==== Recorded data ====
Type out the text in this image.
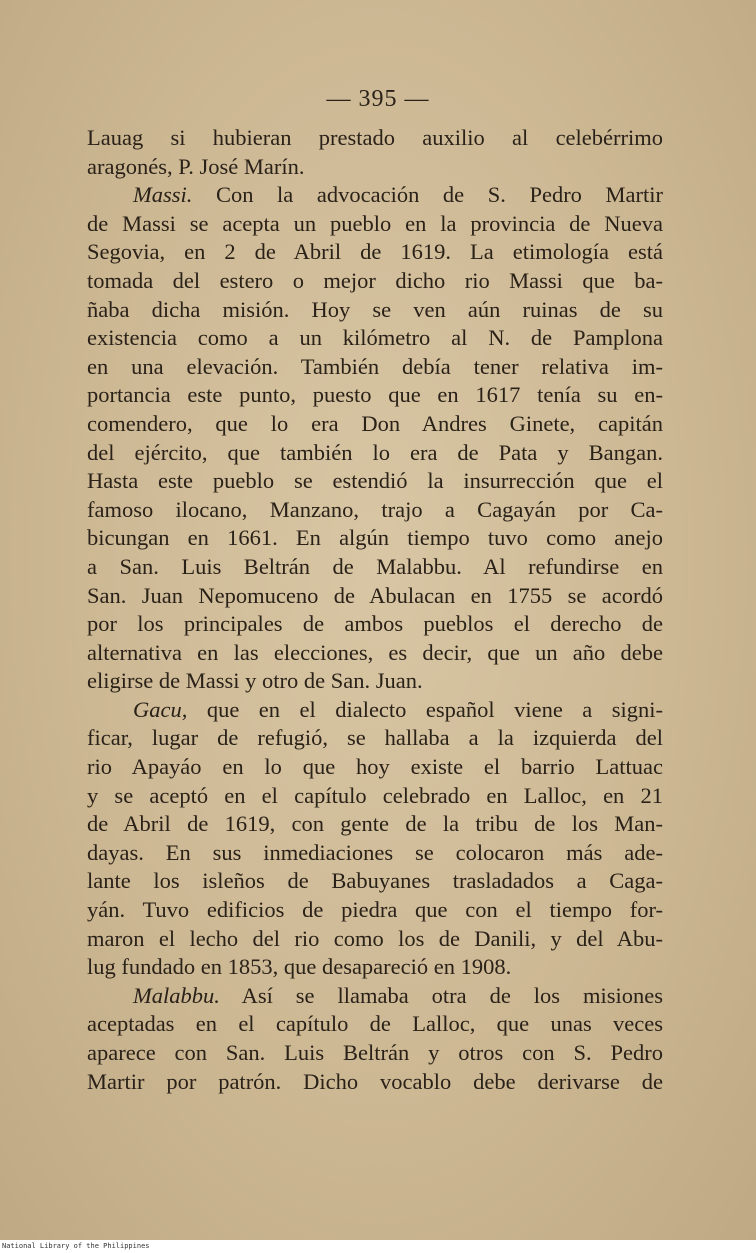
— 395 —
Lauag si hubieran prestado auxilio al celebérrimo
aragonés, P. José Marín.
Massi. Con la advocación de S. Pedro Martir
de Massi se acepta un pueblo en la provincia de Nueva
Segovia, en 2 de Abril de 1619. La etimología está
tomada del estero o mejor dicho rio Massi que ba-
ñaba dicha misión. Hoy se ven aún ruinas de su
existencia como a un kilómetro al N. de Pamplona
en una elevación. También debía tener relativa im-
portancia este punto, puesto que en 1617 tenía su en-
comendero, que lo era Don Andres Ginete, capitán
del ejército, que también lo era de Pata y Bangan.
Hasta este pueblo se estendió la insurrección que el
famoso ilocano, Manzano, trajo a Cagayán por Ca-
bicungan en 1661. En algún tiempo tuvo como anejo
a San. Luis Beltrán de Malabbu. Al refundirse en
San. Juan Nepomuceno de Abulacan en 1755 se acordó
por los principales de ambos pueblos el derecho de
alternativa en las elecciones, es decir, que un año debe
eligirse de Massi y otro de San. Juan.
Gacu, que en el dialecto español viene a signi-
ficar, lugar de refugió, se hallaba a la izquierda del
rio Apayáo en lo que hoy existe el barrio Lattuac
y se aceptó en el capítulo celebrado en Lalloc, en 21
de Abril de 1619, con gente de la tribu de los Man-
dayas. En sus inmediaciones se colocaron más ade-
lante los isleños de Babuyanes trasladados a Caga-
yán. Tuvo edificios de piedra que con el tiempo for-
maron el lecho del rio como los de Danili, y del Abu-
lug fundado en 1853, que desapareció en 1908.
Malabbu. Así se llamaba otra de los misiones
aceptadas en el capítulo de Lalloc, que unas veces
aparece con San. Luis Beltrán y otros con S. Pedro
Martir por patrón. Dicho vocablo debe derivarse de
National Library of the Philippines
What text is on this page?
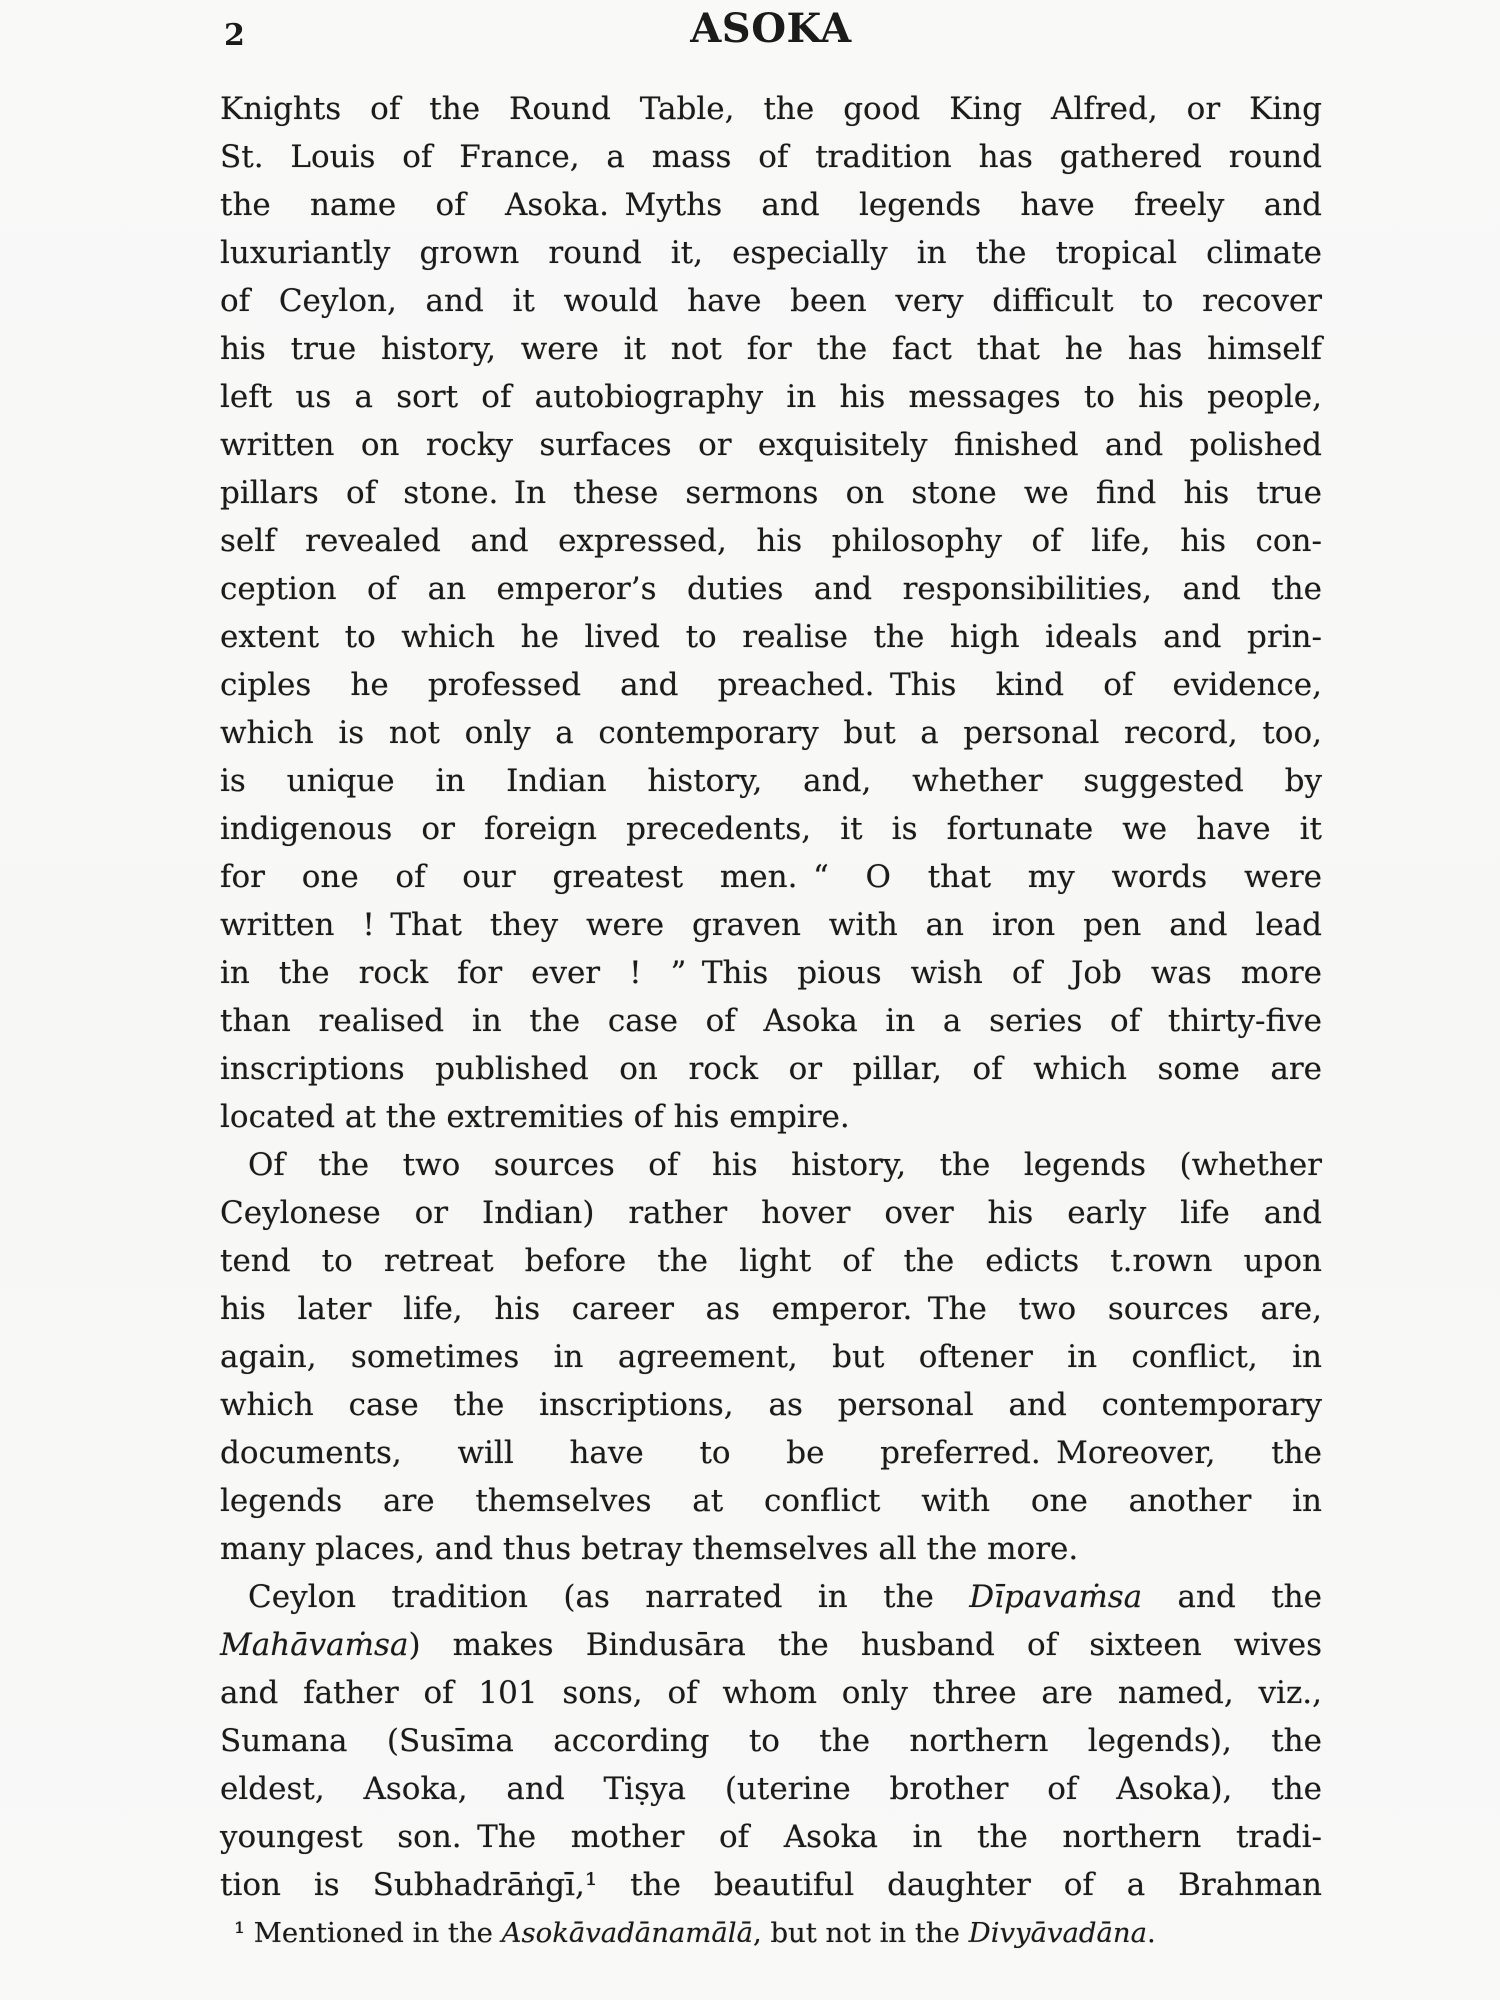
2	ASOKA
Knights of the Round Table, the good King Alfred, or King
St. Louis of France, a mass of tradition has gathered round
the name of Asoka. Myths and legends have freely and
luxuriantly grown round it, especially in the tropical climate
of Ceylon, and it would have been very difficult to recover
his true history, were it not for the fact that he has himself
left us a sort of autobiography in his messages to his people,
written on rocky surfaces or exquisitely finished and polished
pillars of stone. In these sermons on stone we find his true
self revealed and expressed, his philosophy of life, his con-
ception of an emperor’s duties and responsibilities, and the
extent to which he lived to realise the high ideals and prin-
ciples he professed and preached. This kind of evidence,
which is not only a contemporary but a personal record, too,
is unique in Indian history, and, whether suggested by
indigenous or foreign precedents, it is fortunate we have it
for one of our greatest men. “ O that my words were
written ! That they were graven with an iron pen and lead
in the rock for ever ! ” This pious wish of Job was more
than realised in the case of Asoka in a series of thirty-five
inscriptions published on rock or pillar, of which some are
located at the extremities of his empire.
Of the two sources of his history, the legends (whether
Ceylonese or Indian) rather hover over his early life and
tend to retreat before the light of the edicts t.rown upon
his later life, his career as emperor. The two sources are,
again, sometimes in agreement, but oftener in conflict, in
which case the inscriptions, as personal and contemporary
documents, will have to be preferred. Moreover, the
legends are themselves at conflict with one another in
many places, and thus betray themselves all the more.
Ceylon tradition (as narrated in the Dīpavaṁsa and the
Mahāvaṁsa) makes Bindusāra the husband of sixteen wives
and father of 101 sons, of whom only three are named, viz.,
Sumana (Susīma according to the northern legends), the
eldest, Asoka, and Tiṣya (uterine brother of Asoka), the
youngest son. The mother of Asoka in the northern tradi-
tion is Subhadrāṅgī,¹ the beautiful daughter of a Brahman
¹ Mentioned in the Asokāvadānamālā, but not in the Divyāvadāna.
====
All of the material above needs to be restated exactly, with no pictures.

● **The reply**:
Type out the text in this image.
— 395 —
Lauag si hubieran prestado auxilio al celebérrimo
aragonés, P. José Marín.
Massi. Con la advocación de S. Pedro Martir
de Massi se acepta un pueblo en la provincia de Nueva
Segovia, en 2 de Abril de 1619. La etimología está
tomada del estero o mejor dicho rio Massi que ba-
ñaba dicha misión. Hoy se ven aún ruinas de su
existencia como a un kilómetro al N. de Pamplona
en una elevación. También debía tener relativa im-
portancia este punto, puesto que en 1617 tenía su en-
comendero, que lo era Don Andres Ginete, capitán
del ejército, que también lo era de Pata y Bangan.
Hasta este pueblo se estendió la insurrección que el
famoso ilocano, Manzano, trajo a Cagayán por Ca-
bicungan en 1661. En algún tiempo tuvo como anejo
a San. Luis Beltrán de Malabbu. Al refundirse en
San. Juan Nepomuceno de Abulacan en 1755 se acordó
por los principales de ambos pueblos el derecho de
alternativa en las elecciones, es decir, que un año debe
eligirse de Massi y otro de San. Juan.
Gacu, que en el dialecto español viene a signi-
ficar, lugar de refugió, se hallaba a la izquierda del
rio Apayáo en lo que hoy existe el barrio Lattuac
y se aceptó en el capítulo celebrado en Lalloc, en 21
de Abril de 1619, con gente de la tribu de los Man-
dayas. En sus inmediaciones se colocaron más ade-
lante los isleños de Babuyanes trasladados a Caga-
yán. Tuvo edificios de piedra que con el tiempo for-
maron el lecho del rio como los de Danili, y del Abu-
lug fundado en 1853, que desapareció en 1908.
Malabbu. Así se llamaba otra de los misiones
aceptadas en el capítulo de Lalloc, que unas veces
aparece con San. Luis Beltrán y otros con S. Pedro
Martir por patrón. Dicho vocablo debe derivarse de
National Library of the Philippines
What text is on this page?
2	ASOKA
Knights of the Round Table, the good King Alfred, or King
St. Louis of France, a mass of tradition has gathered round
the name of Asoka. Myths and legends have freely and
luxuriantly grown round it, especially in the tropical climate
of Ceylon, and it would have been very difficult to recover
his true history, were it not for the fact that he has himself
left us a sort of autobiography in his messages to his people,
written on rocky surfaces or exquisitely finished and polished
pillars of stone. In these sermons on stone we find his true
self revealed and expressed, his philosophy of life, his con-
ception of an emperor’s duties and responsibilities, and the
extent to which he lived to realise the high ideals and prin-
ciples he professed and preached. This kind of evidence,
which is not only a contemporary but a personal record, too,
is unique in Indian history, and, whether suggested by
indigenous or foreign precedents, it is fortunate we have it
for one of our greatest men. “ O that my words were
written ! That they were graven with an iron pen and lead
in the rock for ever ! ” This pious wish of Job was more
than realised in the case of Asoka in a series of thirty-five
inscriptions published on rock or pillar, of which some are
located at the extremities of his empire.
Of the two sources of his history, the legends (whether
Ceylonese or Indian) rather hover over his early life and
tend to retreat before the light of the edicts t.rown upon
his later life, his career as emperor. The two sources are,
again, sometimes in agreement, but oftener in conflict, in
which case the inscriptions, as personal and contemporary
documents, will have to be preferred. Moreover, the
legends are themselves at conflict with one another in
many places, and thus betray themselves all the more.
Ceylon tradition (as narrated in the Dīpavaṁsa and the
Mahāvaṁsa) makes Bindusāra the husband of sixteen wives
and father of 101 sons, of whom only three are named, viz.,
Sumana (Susīma according to the northern legends), the
eldest, Asoka, and Tiṣya (uterine brother of Asoka), the
youngest son. The mother of Asoka in the northern tradi-
tion is Subhadrāṅgī,¹ the beautiful daughter of a Brahman
¹ Mentioned in the Asokāvadānamālā, but not in the Divyāvadāna.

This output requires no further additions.